◆ Written exercise: Reproduce every line of the records below verbatim, leaving nothing out.

◆ Provided records:
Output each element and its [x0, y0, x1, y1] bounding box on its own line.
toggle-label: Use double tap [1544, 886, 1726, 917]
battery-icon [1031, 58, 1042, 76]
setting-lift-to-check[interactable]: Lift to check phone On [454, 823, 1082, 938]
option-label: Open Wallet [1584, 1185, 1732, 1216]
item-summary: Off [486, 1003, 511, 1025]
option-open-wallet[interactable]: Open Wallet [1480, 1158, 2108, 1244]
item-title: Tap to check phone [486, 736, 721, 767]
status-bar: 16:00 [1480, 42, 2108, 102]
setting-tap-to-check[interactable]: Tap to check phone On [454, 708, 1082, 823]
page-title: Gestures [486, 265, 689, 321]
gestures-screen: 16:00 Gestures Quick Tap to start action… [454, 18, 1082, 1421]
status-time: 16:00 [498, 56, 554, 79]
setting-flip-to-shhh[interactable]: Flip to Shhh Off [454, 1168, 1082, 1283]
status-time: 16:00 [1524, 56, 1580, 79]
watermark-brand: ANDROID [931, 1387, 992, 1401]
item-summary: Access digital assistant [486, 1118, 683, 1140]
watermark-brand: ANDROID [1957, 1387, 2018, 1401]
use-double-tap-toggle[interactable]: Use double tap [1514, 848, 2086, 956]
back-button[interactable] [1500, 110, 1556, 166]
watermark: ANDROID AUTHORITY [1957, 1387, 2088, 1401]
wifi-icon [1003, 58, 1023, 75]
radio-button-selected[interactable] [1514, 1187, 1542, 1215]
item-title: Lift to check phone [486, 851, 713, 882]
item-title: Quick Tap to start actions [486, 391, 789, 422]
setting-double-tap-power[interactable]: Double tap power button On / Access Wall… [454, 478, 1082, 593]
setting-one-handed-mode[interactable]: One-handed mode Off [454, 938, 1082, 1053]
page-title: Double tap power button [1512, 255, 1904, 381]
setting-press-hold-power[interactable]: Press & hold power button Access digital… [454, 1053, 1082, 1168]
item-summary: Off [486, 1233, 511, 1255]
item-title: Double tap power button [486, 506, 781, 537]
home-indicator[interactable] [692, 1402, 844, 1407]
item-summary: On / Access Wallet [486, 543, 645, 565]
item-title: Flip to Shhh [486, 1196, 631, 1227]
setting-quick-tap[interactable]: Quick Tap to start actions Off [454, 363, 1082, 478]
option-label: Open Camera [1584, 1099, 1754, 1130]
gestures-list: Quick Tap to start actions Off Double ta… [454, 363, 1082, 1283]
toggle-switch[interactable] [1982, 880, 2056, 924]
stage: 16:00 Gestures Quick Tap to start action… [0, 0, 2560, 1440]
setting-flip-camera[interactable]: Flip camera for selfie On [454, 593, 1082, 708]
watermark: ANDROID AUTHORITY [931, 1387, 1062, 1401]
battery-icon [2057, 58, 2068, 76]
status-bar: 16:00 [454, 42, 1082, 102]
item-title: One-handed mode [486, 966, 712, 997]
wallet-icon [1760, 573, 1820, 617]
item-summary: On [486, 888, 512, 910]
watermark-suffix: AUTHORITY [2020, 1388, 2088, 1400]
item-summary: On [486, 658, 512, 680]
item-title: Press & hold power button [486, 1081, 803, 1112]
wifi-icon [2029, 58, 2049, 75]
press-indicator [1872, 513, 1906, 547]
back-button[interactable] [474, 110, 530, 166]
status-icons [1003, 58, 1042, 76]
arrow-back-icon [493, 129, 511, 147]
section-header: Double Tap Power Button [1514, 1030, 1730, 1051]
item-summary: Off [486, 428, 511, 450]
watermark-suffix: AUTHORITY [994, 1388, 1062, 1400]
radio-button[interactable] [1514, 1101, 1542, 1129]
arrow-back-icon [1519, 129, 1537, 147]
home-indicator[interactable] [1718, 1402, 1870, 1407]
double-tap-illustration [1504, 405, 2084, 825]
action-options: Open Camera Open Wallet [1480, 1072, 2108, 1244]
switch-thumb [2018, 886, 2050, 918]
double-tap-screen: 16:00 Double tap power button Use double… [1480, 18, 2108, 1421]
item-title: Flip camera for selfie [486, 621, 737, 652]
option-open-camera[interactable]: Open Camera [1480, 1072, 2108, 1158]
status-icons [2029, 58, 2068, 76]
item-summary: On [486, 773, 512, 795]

◆ Exercise solution:
Output each element and its [x0, y0, x1, y1] bounding box on its own line.
toggle-label: Use double tap [1544, 886, 1726, 917]
battery-icon [1031, 58, 1042, 76]
setting-lift-to-check[interactable]: Lift to check phone On [454, 823, 1082, 938]
option-label: Open Wallet [1584, 1185, 1732, 1216]
item-summary: Off [486, 1003, 511, 1025]
option-open-wallet[interactable]: Open Wallet [1480, 1158, 2108, 1244]
item-title: Tap to check phone [486, 736, 721, 767]
status-bar: 16:00 [1480, 42, 2108, 102]
setting-tap-to-check[interactable]: Tap to check phone On [454, 708, 1082, 823]
page-title: Gestures [486, 265, 689, 321]
gestures-screen: 16:00 Gestures Quick Tap to start action… [454, 18, 1082, 1421]
status-time: 16:00 [498, 56, 554, 79]
setting-flip-to-shhh[interactable]: Flip to Shhh Off [454, 1168, 1082, 1283]
status-time: 16:00 [1524, 56, 1580, 79]
watermark-brand: ANDROID [931, 1387, 992, 1401]
item-summary: Access digital assistant [486, 1118, 683, 1140]
watermark-brand: ANDROID [1957, 1387, 2018, 1401]
use-double-tap-toggle[interactable]: Use double tap [1514, 848, 2086, 956]
back-button[interactable] [1500, 110, 1556, 166]
watermark: ANDROID AUTHORITY [1957, 1387, 2088, 1401]
wifi-icon [1003, 58, 1023, 75]
radio-button-selected[interactable] [1514, 1187, 1542, 1215]
item-title: Lift to check phone [486, 851, 713, 882]
item-title: Quick Tap to start actions [486, 391, 789, 422]
setting-double-tap-power[interactable]: Double tap power button On / Access Wall… [454, 478, 1082, 593]
setting-one-handed-mode[interactable]: One-handed mode Off [454, 938, 1082, 1053]
page-title: Double tap power button [1512, 255, 1904, 381]
setting-press-hold-power[interactable]: Press & hold power button Access digital… [454, 1053, 1082, 1168]
item-summary: Off [486, 1233, 511, 1255]
item-title: Double tap power button [486, 506, 781, 537]
home-indicator[interactable] [692, 1402, 844, 1407]
item-summary: On / Access Wallet [486, 543, 645, 565]
item-title: Flip to Shhh [486, 1196, 631, 1227]
setting-quick-tap[interactable]: Quick Tap to start actions Off [454, 363, 1082, 478]
option-label: Open Camera [1584, 1099, 1754, 1130]
gestures-list: Quick Tap to start actions Off Double ta… [454, 363, 1082, 1283]
toggle-switch[interactable] [1982, 880, 2056, 924]
stage: 16:00 Gestures Quick Tap to start action… [0, 0, 2560, 1440]
setting-flip-camera[interactable]: Flip camera for selfie On [454, 593, 1082, 708]
watermark: ANDROID AUTHORITY [931, 1387, 1062, 1401]
battery-icon [2057, 58, 2068, 76]
status-bar: 16:00 [454, 42, 1082, 102]
item-title: One-handed mode [486, 966, 712, 997]
wallet-icon [1760, 573, 1820, 617]
item-summary: On [486, 888, 512, 910]
watermark-suffix: AUTHORITY [2020, 1388, 2088, 1400]
item-summary: On [486, 658, 512, 680]
item-title: Press & hold power button [486, 1081, 803, 1112]
wifi-icon [2029, 58, 2049, 75]
press-indicator [1872, 513, 1906, 547]
back-button[interactable] [474, 110, 530, 166]
status-icons [1003, 58, 1042, 76]
arrow-back-icon [493, 129, 511, 147]
section-header: Double Tap Power Button [1514, 1030, 1730, 1051]
item-summary: Off [486, 428, 511, 450]
watermark-suffix: AUTHORITY [994, 1388, 1062, 1400]
radio-button[interactable] [1514, 1101, 1542, 1129]
arrow-back-icon [1519, 129, 1537, 147]
home-indicator[interactable] [1718, 1402, 1870, 1407]
double-tap-illustration [1504, 405, 2084, 825]
action-options: Open Camera Open Wallet [1480, 1072, 2108, 1244]
switch-thumb [2018, 886, 2050, 918]
double-tap-screen: 16:00 Double tap power button Use double… [1480, 18, 2108, 1421]
item-title: Flip camera for selfie [486, 621, 737, 652]
option-open-camera[interactable]: Open Camera [1480, 1072, 2108, 1158]
status-icons [2029, 58, 2068, 76]
item-summary: On [486, 773, 512, 795]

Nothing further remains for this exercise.